§ What the task asks
Could you give the data below again, exactly and completely?

§ Extracted data entries
BEGIN

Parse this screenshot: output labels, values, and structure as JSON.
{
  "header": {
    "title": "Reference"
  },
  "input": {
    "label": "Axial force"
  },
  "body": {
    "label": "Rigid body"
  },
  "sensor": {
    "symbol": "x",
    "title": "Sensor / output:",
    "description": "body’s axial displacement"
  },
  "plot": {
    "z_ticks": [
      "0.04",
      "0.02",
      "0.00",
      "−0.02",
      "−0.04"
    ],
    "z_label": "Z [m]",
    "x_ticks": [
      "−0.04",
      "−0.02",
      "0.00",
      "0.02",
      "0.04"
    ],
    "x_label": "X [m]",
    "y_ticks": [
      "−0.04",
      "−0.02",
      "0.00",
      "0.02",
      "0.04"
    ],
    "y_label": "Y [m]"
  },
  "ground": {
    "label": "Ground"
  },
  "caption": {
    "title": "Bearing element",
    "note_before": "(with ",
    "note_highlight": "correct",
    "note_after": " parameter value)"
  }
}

END

§ Task output
Parse this screenshot: output labels, values, and structure as JSON.
{
  "header": {
    "title": "Reference"
  },
  "input": {
    "label": "Axial force"
  },
  "body": {
    "label": "Rigid body"
  },
  "sensor": {
    "symbol": "x",
    "title": "Sensor / output:",
    "description": "body’s axial displacement"
  },
  "plot": {
    "z_ticks": [
      "0.04",
      "0.02",
      "0.00",
      "−0.02",
      "−0.04"
    ],
    "z_label": "Z [m]",
    "x_ticks": [
      "−0.04",
      "−0.02",
      "0.00",
      "0.02",
      "0.04"
    ],
    "x_label": "X [m]",
    "y_ticks": [
      "−0.04",
      "−0.02",
      "0.00",
      "0.02",
      "0.04"
    ],
    "y_label": "Y [m]"
  },
  "ground": {
    "label": "Ground"
  },
  "caption": {
    "title": "Bearing element",
    "note_before": "(with ",
    "note_highlight": "correct",
    "note_after": " parameter value)"
  }
}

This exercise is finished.